> INSTRUCTIONS TO FOLLOW
Return a copy of every line in the records that includes the word "this".

Collection entries:

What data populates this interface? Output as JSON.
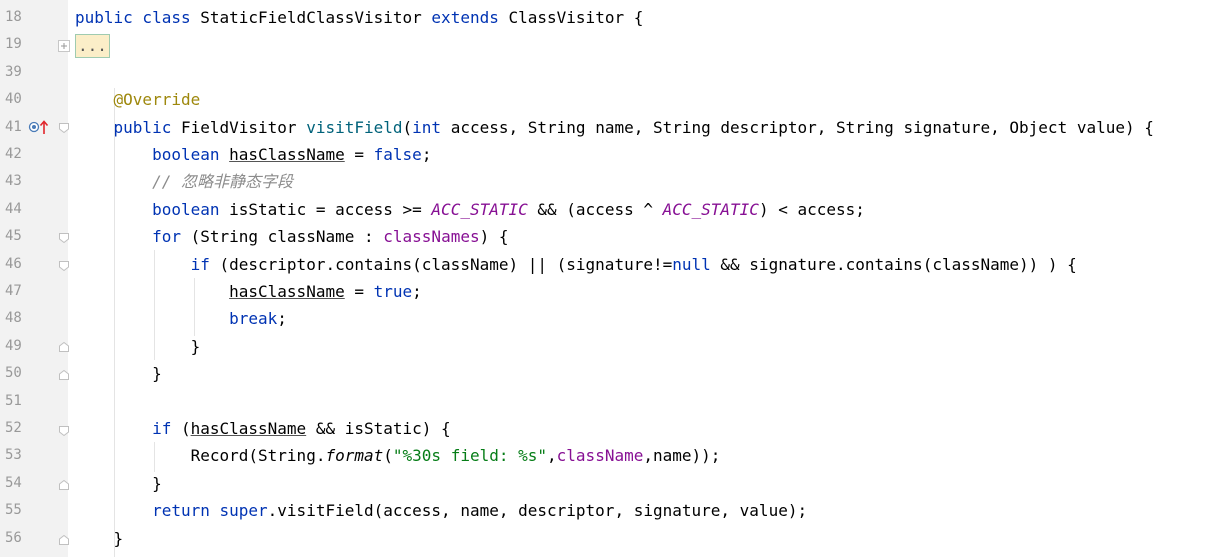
{
  "editor": {
    "line_numbers": [
      "18",
      "19",
      "39",
      "40",
      "41",
      "42",
      "43",
      "44",
      "45",
      "46",
      "47",
      "48",
      "49",
      "50",
      "51",
      "52",
      "53",
      "54",
      "55",
      "56"
    ],
    "collapsed_placeholder": "...",
    "comment_text": "// 忽略非静态字段",
    "icons": {
      "override_marker": "override-up-arrow-icon",
      "fold_marker": "fold-marker-icon",
      "expand": "fold-plus-icon"
    },
    "colors": {
      "keyword": "#0033b3",
      "annotation": "#9e880d",
      "comment": "#8c8c8c",
      "constant": "#871094",
      "string": "#067d17",
      "method": "#00627a"
    }
  }
}
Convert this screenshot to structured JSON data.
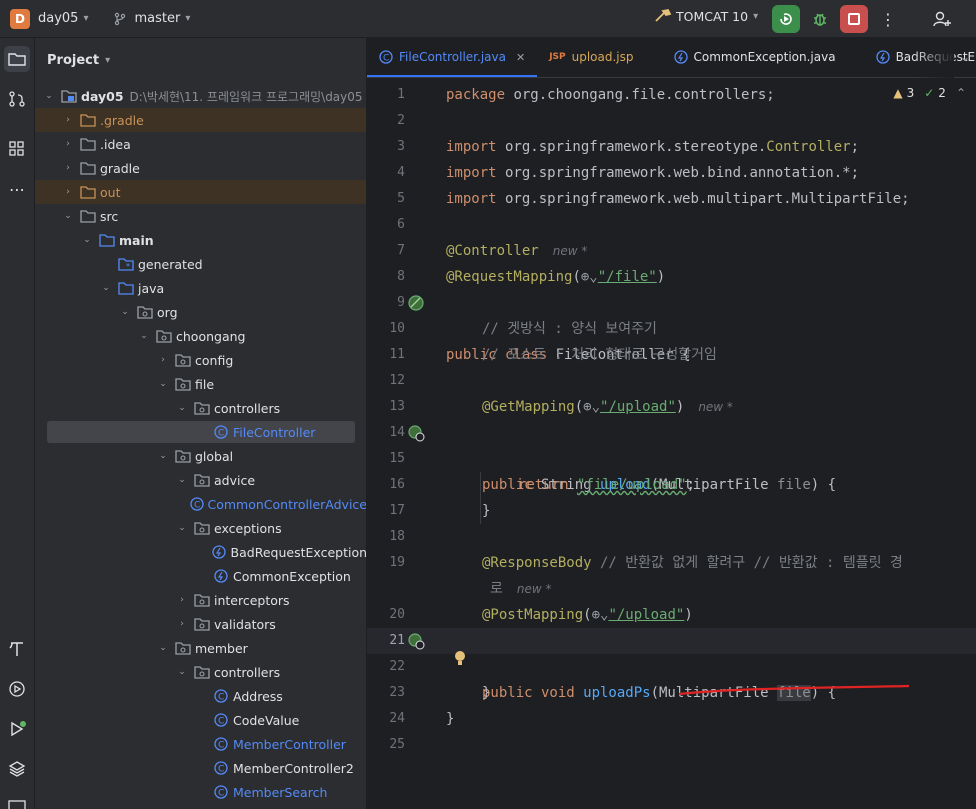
{
  "topbar": {
    "project_badge": "D",
    "project_name": "day05",
    "branch": "master",
    "run_config": "TOMCAT 10",
    "icons": [
      "chevron-down-icon",
      "branch-icon",
      "hammer-icon",
      "run-icon",
      "debug-icon",
      "stop-icon",
      "more-icon",
      "add-user-icon"
    ]
  },
  "project_panel": {
    "title": "Project",
    "root_name": "day05",
    "root_path": "D:\\박세현\\11. 프레임워크 프로그래밍\\day05",
    "tree": [
      {
        "label": ".gradle"
      },
      {
        "label": ".idea"
      },
      {
        "label": "gradle"
      },
      {
        "label": "out"
      },
      {
        "label": "src"
      },
      {
        "label": "main"
      },
      {
        "label": "generated"
      },
      {
        "label": "java"
      },
      {
        "label": "org"
      },
      {
        "label": "choongang"
      },
      {
        "label": "config"
      },
      {
        "label": "file"
      },
      {
        "label": "controllers"
      },
      {
        "label": "FileController"
      },
      {
        "label": "global"
      },
      {
        "label": "advice"
      },
      {
        "label": "CommonControllerAdvice"
      },
      {
        "label": "exceptions"
      },
      {
        "label": "BadRequestException"
      },
      {
        "label": "CommonException"
      },
      {
        "label": "interceptors"
      },
      {
        "label": "validators"
      },
      {
        "label": "member"
      },
      {
        "label": "controllers"
      },
      {
        "label": "Address"
      },
      {
        "label": "CodeValue"
      },
      {
        "label": "MemberController"
      },
      {
        "label": "MemberController2"
      },
      {
        "label": "MemberSearch"
      }
    ]
  },
  "editor": {
    "tabs": [
      {
        "label": "FileController.java"
      },
      {
        "label": "upload.jsp"
      },
      {
        "label": "CommonException.java"
      },
      {
        "label": "BadRequestE"
      }
    ],
    "jsp_badge": "JSP",
    "inspections": {
      "warnings": "3",
      "weak_warnings": "2"
    },
    "line_numbers": [
      "1",
      "2",
      "3",
      "4",
      "5",
      "6",
      "7",
      "8",
      "9",
      "10",
      "11",
      "12",
      "13",
      "14",
      "15",
      "16",
      "17",
      "",
      "18",
      "19",
      "20",
      "21",
      "22",
      "23",
      "24",
      "25"
    ],
    "code": {
      "l1_kw": "package",
      "l1_rest": " org.choongang.file.controllers;",
      "l3_kw": "import",
      "l3_rest": " org.springframework.stereotype.",
      "l3_ann": "Controller",
      "l3_end": ";",
      "l4_kw": "import",
      "l4_rest": " org.springframework.web.bind.annotation.*;",
      "l5_kw": "import",
      "l5_rest": " org.springframework.web.multipart.MultipartFile;",
      "l7_ann": "@Controller",
      "l7_hint": "new *",
      "l8_ann": "@RequestMapping",
      "l8_open": "(",
      "l8_str": "\"/file\"",
      "l8_close": ")",
      "l9_kw": "public class",
      "l9_rest": " FileController {",
      "l10_cm": "// 겟방식 : 양식 보여주기",
      "l11_cm": "// 포스트 : 처리 형태로 구성할거임",
      "l13_ann": "@GetMapping",
      "l13_open": "(",
      "l13_str": "\"/upload\"",
      "l13_close": ")",
      "l13_hint": "new *",
      "l14_kw": "public",
      "l14_ty": " String ",
      "l14_fn": "upload",
      "l14_a": "(MultipartFile ",
      "l14_p": "file",
      "l14_b": ") {",
      "l16_kw": "return",
      "l16_str": "\"file/upload\"",
      "l16_end": ";",
      "l17": "}",
      "l18_ann": "@ResponseBody",
      "l18_cm": " // 반환값 없게 할려구 // 반환값 : 템플릿 경",
      "l18b_cm": "로",
      "l18b_hint": "new *",
      "l19_ann": "@PostMapping",
      "l19_open": "(",
      "l19_str": "\"/upload\"",
      "l19_close": ")",
      "l20_kw": "public void",
      "l20_fn": " uploadPs",
      "l20_a": "(MultipartFile ",
      "l20_p": "file",
      "l20_b": ") {",
      "l22": "}",
      "l23": "}"
    }
  }
}
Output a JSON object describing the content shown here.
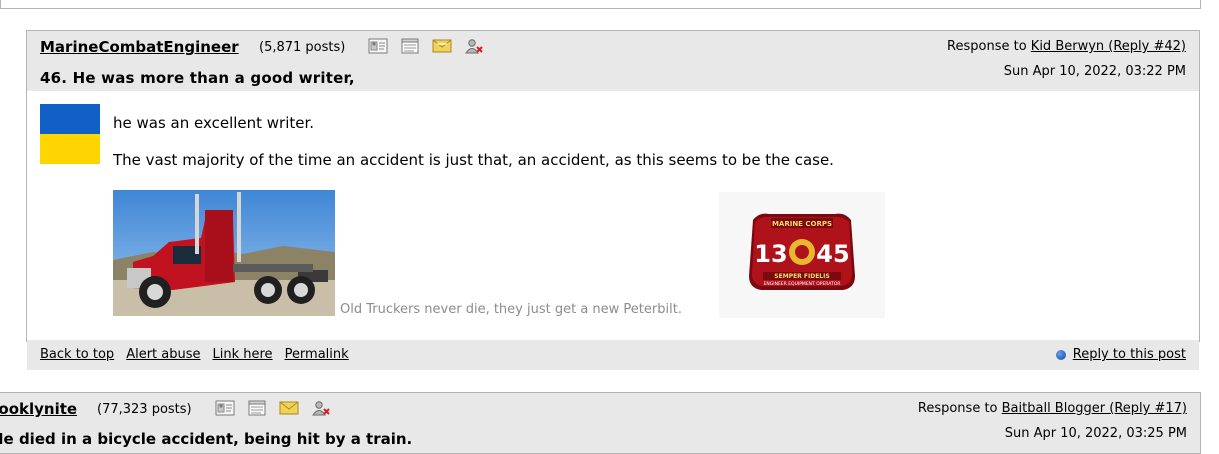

> TASK RESPONSE
What data populates this interface? Output as JSON.
Convert this screenshot to structured JSON data.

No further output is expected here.